Task description
Your task is to repeat the lines below exactly, excluding any pictures they contain.
==============================
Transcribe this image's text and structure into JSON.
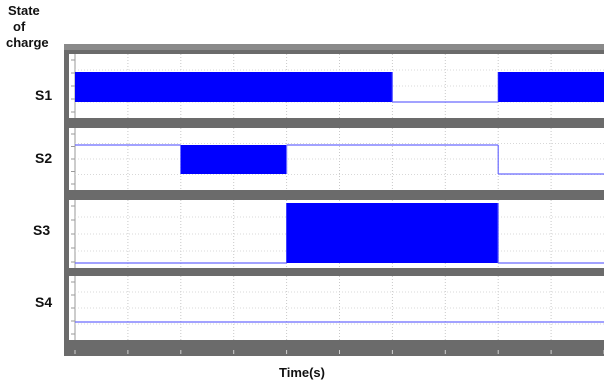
{
  "y_title_lines": [
    "State",
    "of",
    "charge"
  ],
  "chart_data": {
    "type": "line",
    "x_axis_label": "Time(s)",
    "grid": true,
    "x_range": [
      0,
      1
    ],
    "y_range": [
      0,
      1
    ],
    "series": [
      {
        "name": "S1",
        "color": "#0000ff",
        "segments": [
          {
            "x_start": 0.0,
            "x_end": 0.6,
            "state": "high-frequency switching"
          },
          {
            "x_start": 0.6,
            "x_end": 0.8,
            "state": "low"
          },
          {
            "x_start": 0.8,
            "x_end": 1.0,
            "state": "high-frequency switching"
          }
        ]
      },
      {
        "name": "S2",
        "color": "#0000ff",
        "segments": [
          {
            "x_start": 0.0,
            "x_end": 0.2,
            "state": "high"
          },
          {
            "x_start": 0.2,
            "x_end": 0.4,
            "state": "high-frequency switching"
          },
          {
            "x_start": 0.4,
            "x_end": 0.8,
            "state": "high"
          },
          {
            "x_start": 0.8,
            "x_end": 1.0,
            "state": "low"
          }
        ]
      },
      {
        "name": "S3",
        "color": "#0000ff",
        "segments": [
          {
            "x_start": 0.0,
            "x_end": 0.4,
            "state": "low"
          },
          {
            "x_start": 0.4,
            "x_end": 0.8,
            "state": "high-frequency switching"
          },
          {
            "x_start": 0.8,
            "x_end": 1.0,
            "state": "low"
          }
        ]
      },
      {
        "name": "S4",
        "color": "#0000ff",
        "segments": [
          {
            "x_start": 0.0,
            "x_end": 1.0,
            "state": "low"
          }
        ]
      }
    ]
  }
}
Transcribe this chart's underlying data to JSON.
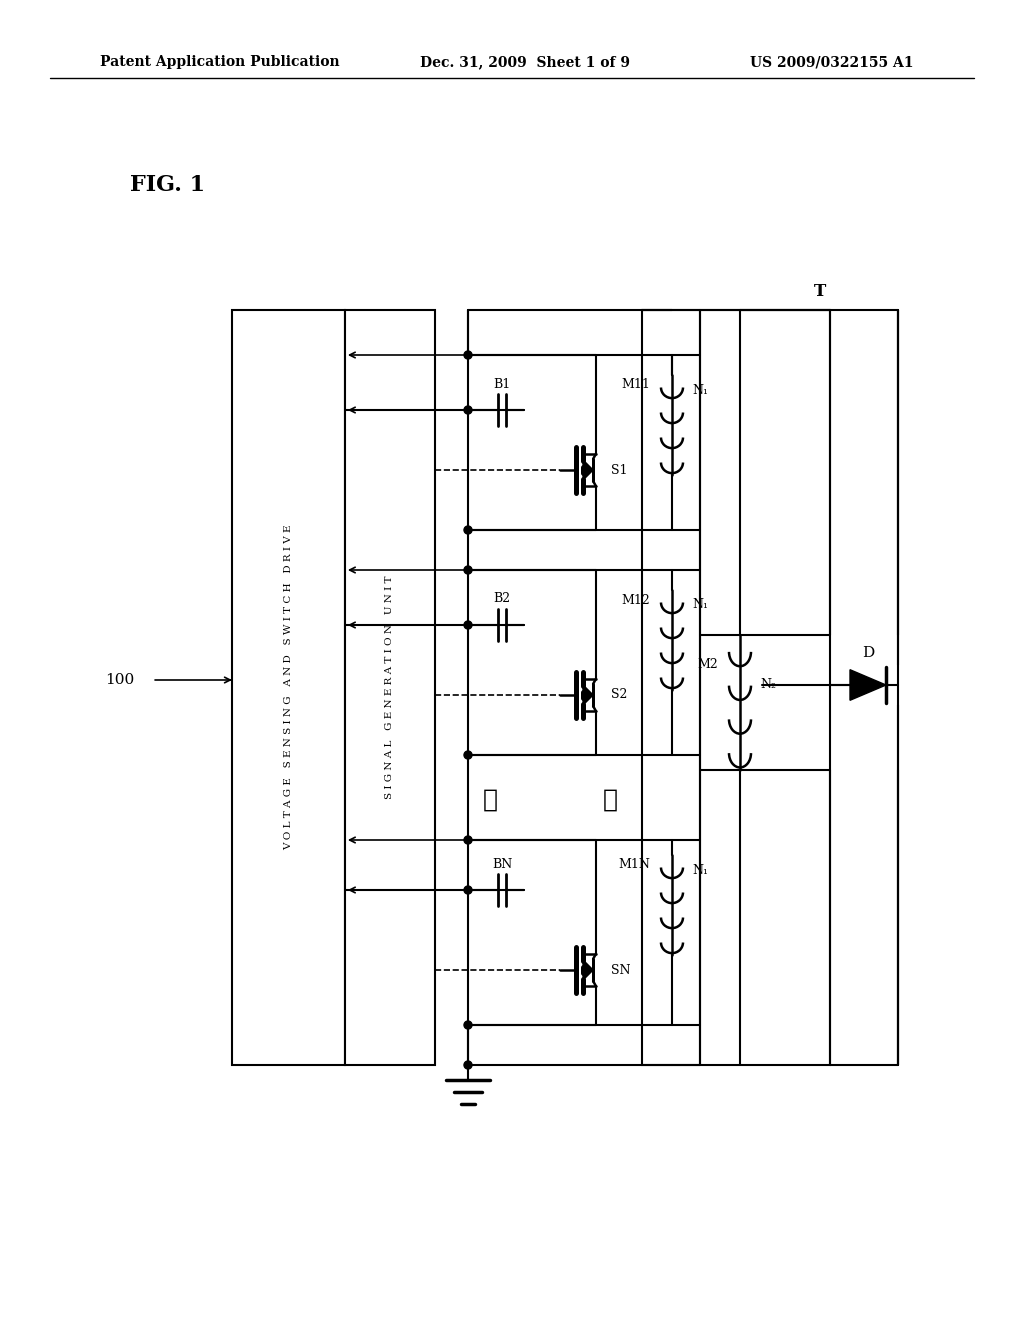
{
  "title_header": "Patent Application Publication",
  "date_header": "Dec. 31, 2009  Sheet 1 of 9",
  "patent_header": "US 2009/0322155 A1",
  "fig_label": "FIG. 1",
  "bg_color": "#ffffff"
}
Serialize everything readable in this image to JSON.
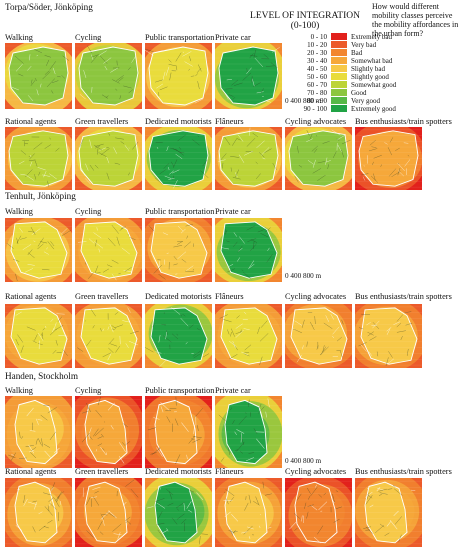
{
  "legend": {
    "title_line1": "LEVEL OF INTEGRATION",
    "title_line2": "(0-100)",
    "question": "How would different mobility classes perceive the mobility affordances in the urban form?",
    "items": [
      {
        "range": "0 - 10",
        "label": "Extremely bad",
        "color": "#e2211c"
      },
      {
        "range": "10 - 20",
        "label": "Very bad",
        "color": "#ec5a2a"
      },
      {
        "range": "20 - 30",
        "label": "Bad",
        "color": "#f2862f"
      },
      {
        "range": "30 - 40",
        "label": "Somewhat bad",
        "color": "#f6a83a"
      },
      {
        "range": "40 - 50",
        "label": "Slightly bad",
        "color": "#f7c948"
      },
      {
        "range": "50 - 60",
        "label": "Slightly good",
        "color": "#e9dc3c"
      },
      {
        "range": "60 - 70",
        "label": "Somewhat good",
        "color": "#bcd437"
      },
      {
        "range": "70 - 80",
        "label": "Good",
        "color": "#8cc63f"
      },
      {
        "range": "80 - 90",
        "label": "Very good",
        "color": "#56b947"
      },
      {
        "range": "90 - 100",
        "label": "Extremely good",
        "color": "#21a345"
      }
    ]
  },
  "sites": [
    {
      "name": "Torpa/Söder, Jönköping",
      "scale": "0    400 800 m",
      "modes": [
        {
          "label": "Walking",
          "level": 0.72
        },
        {
          "label": "Cycling",
          "level": 0.78
        },
        {
          "label": "Public transportation",
          "level": 0.55
        },
        {
          "label": "Private car",
          "level": 0.92
        }
      ],
      "classes": [
        {
          "label": "Rational agents",
          "level": 0.62
        },
        {
          "label": "Green travellers",
          "level": 0.66
        },
        {
          "label": "Dedicated motorists",
          "level": 0.92
        },
        {
          "label": "Flâneurs",
          "level": 0.6
        },
        {
          "label": "Cycling advocates",
          "level": 0.72
        },
        {
          "label": "Bus enthusiasts/train spotters",
          "level": 0.3
        }
      ]
    },
    {
      "name": "Tenhult, Jönköping",
      "scale": "0    400 800 m",
      "modes": [
        {
          "label": "Walking",
          "level": 0.52
        },
        {
          "label": "Cycling",
          "level": 0.5
        },
        {
          "label": "Public transportation",
          "level": 0.45
        },
        {
          "label": "Private car",
          "level": 0.92
        }
      ],
      "classes": [
        {
          "label": "Rational agents",
          "level": 0.5
        },
        {
          "label": "Green travellers",
          "level": 0.5
        },
        {
          "label": "Dedicated motorists",
          "level": 0.92
        },
        {
          "label": "Flâneurs",
          "level": 0.5
        },
        {
          "label": "Cycling advocates",
          "level": 0.45
        },
        {
          "label": "Bus enthusiasts/train spotters",
          "level": 0.42
        }
      ]
    },
    {
      "name": "Handen, Stockholm",
      "scale": "0    400 800 m",
      "modes": [
        {
          "label": "Walking",
          "level": 0.48
        },
        {
          "label": "Cycling",
          "level": 0.3
        },
        {
          "label": "Public transportation",
          "level": 0.35
        },
        {
          "label": "Private car",
          "level": 0.92
        }
      ],
      "classes": [
        {
          "label": "Rational agents",
          "level": 0.45
        },
        {
          "label": "Green travellers",
          "level": 0.38
        },
        {
          "label": "Dedicated motorists",
          "level": 0.92
        },
        {
          "label": "Flâneurs",
          "level": 0.45
        },
        {
          "label": "Cycling advocates",
          "level": 0.28
        },
        {
          "label": "Bus enthusiasts/train spotters",
          "level": 0.42
        }
      ]
    }
  ]
}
==============================
Output for this exercise
Transcribe this image's text and structure into JSON.
{
  "y_title_lines": [
    "State",
    "of",
    "charge"
  ],
  "chart_data": {
    "type": "line",
    "x_axis_label": "Time(s)",
    "grid": true,
    "x_range": [
      0,
      1
    ],
    "y_range": [
      0,
      1
    ],
    "series": [
      {
        "name": "S1",
        "color": "#0000ff",
        "segments": [
          {
            "x_start": 0.0,
            "x_end": 0.6,
            "state": "high-frequency switching"
          },
          {
            "x_start": 0.6,
            "x_end": 0.8,
            "state": "low"
          },
          {
            "x_start": 0.8,
            "x_end": 1.0,
            "state": "high-frequency switching"
          }
        ]
      },
      {
        "name": "S2",
        "color": "#0000ff",
        "segments": [
          {
            "x_start": 0.0,
            "x_end": 0.2,
            "state": "high"
          },
          {
            "x_start": 0.2,
            "x_end": 0.4,
            "state": "high-frequency switching"
          },
          {
            "x_start": 0.4,
            "x_end": 0.8,
            "state": "high"
          },
          {
            "x_start": 0.8,
            "x_end": 1.0,
            "state": "low"
          }
        ]
      },
      {
        "name": "S3",
        "color": "#0000ff",
        "segments": [
          {
            "x_start": 0.0,
            "x_end": 0.4,
            "state": "low"
          },
          {
            "x_start": 0.4,
            "x_end": 0.8,
            "state": "high-frequency switching"
          },
          {
            "x_start": 0.8,
            "x_end": 1.0,
            "state": "low"
          }
        ]
      },
      {
        "name": "S4",
        "color": "#0000ff",
        "segments": [
          {
            "x_start": 0.0,
            "x_end": 1.0,
            "state": "low"
          }
        ]
      }
    ]
  }
}
Transcribe this chart's underlying data to JSON.
{
  "title_header": "Patent Application Publication",
  "date_header": "Dec. 31, 2009  Sheet 1 of 9",
  "patent_header": "US 2009/0322155 A1",
  "fig_label": "FIG. 1",
  "bg_color": "#ffffff"
}
Serialize everything readable in this image to JSON.
{
  "legend": {
    "title_line1": "LEVEL OF INTEGRATION",
    "title_line2": "(0-100)",
    "question": "How would different mobility classes perceive the mobility affordances in the urban form?",
    "items": [
      {
        "range": "0 - 10",
        "label": "Extremely bad",
        "color": "#e2211c"
      },
      {
        "range": "10 - 20",
        "label": "Very bad",
        "color": "#ec5a2a"
      },
      {
        "range": "20 - 30",
        "label": "Bad",
        "color": "#f2862f"
      },
      {
        "range": "30 - 40",
        "label": "Somewhat bad",
        "color": "#f6a83a"
      },
      {
        "range": "40 - 50",
        "label": "Slightly bad",
        "color": "#f7c948"
      },
      {
        "range": "50 - 60",
        "label": "Slightly good",
        "color": "#e9dc3c"
      },
      {
        "range": "60 - 70",
        "label": "Somewhat good",
        "color": "#bcd437"
      },
      {
        "range": "70 - 80",
        "label": "Good",
        "color": "#8cc63f"
      },
      {
        "range": "80 - 90",
        "label": "Very good",
        "color": "#56b947"
      },
      {
        "range": "90 - 100",
        "label": "Extremely good",
        "color": "#21a345"
      }
    ]
  },
  "sites": [
    {
      "name": "Torpa/Söder, Jönköping",
      "scale": "0    400 800 m",
      "modes": [
        {
          "label": "Walking",
          "level": 0.72
        },
        {
          "label": "Cycling",
          "level": 0.78
        },
        {
          "label": "Public transportation",
          "level": 0.55
        },
        {
          "label": "Private car",
          "level": 0.92
        }
      ],
      "classes": [
        {
          "label": "Rational agents",
          "level": 0.62
        },
        {
          "label": "Green travellers",
          "level": 0.66
        },
        {
          "label": "Dedicated motorists",
          "level": 0.92
        },
        {
          "label": "Flâneurs",
          "level": 0.6
        },
        {
          "label": "Cycling advocates",
          "level": 0.72
        },
        {
          "label": "Bus enthusiasts/train spotters",
          "level": 0.3
        }
      ]
    },
    {
      "name": "Tenhult, Jönköping",
      "scale": "0    400 800 m",
      "modes": [
        {
          "label": "Walking",
          "level": 0.52
        },
        {
          "label": "Cycling",
          "level": 0.5
        },
        {
          "label": "Public transportation",
          "level": 0.45
        },
        {
          "label": "Private car",
          "level": 0.92
        }
      ],
      "classes": [
        {
          "label": "Rational agents",
          "level": 0.5
        },
        {
          "label": "Green travellers",
          "level": 0.5
        },
        {
          "label": "Dedicated motorists",
          "level": 0.92
        },
        {
          "label": "Flâneurs",
          "level": 0.5
        },
        {
          "label": "Cycling advocates",
          "level": 0.45
        },
        {
          "label": "Bus enthusiasts/train spotters",
          "level": 0.42
        }
      ]
    },
    {
      "name": "Handen, Stockholm",
      "scale": "0    400 800 m",
      "modes": [
        {
          "label": "Walking",
          "level": 0.48
        },
        {
          "label": "Cycling",
          "level": 0.3
        },
        {
          "label": "Public transportation",
          "level": 0.35
        },
        {
          "label": "Private car",
          "level": 0.92
        }
      ],
      "classes": [
        {
          "label": "Rational agents",
          "level": 0.45
        },
        {
          "label": "Green travellers",
          "level": 0.38
        },
        {
          "label": "Dedicated motorists",
          "level": 0.92
        },
        {
          "label": "Flâneurs",
          "level": 0.45
        },
        {
          "label": "Cycling advocates",
          "level": 0.28
        },
        {
          "label": "Bus enthusiasts/train spotters",
          "level": 0.42
        }
      ]
    }
  ]
}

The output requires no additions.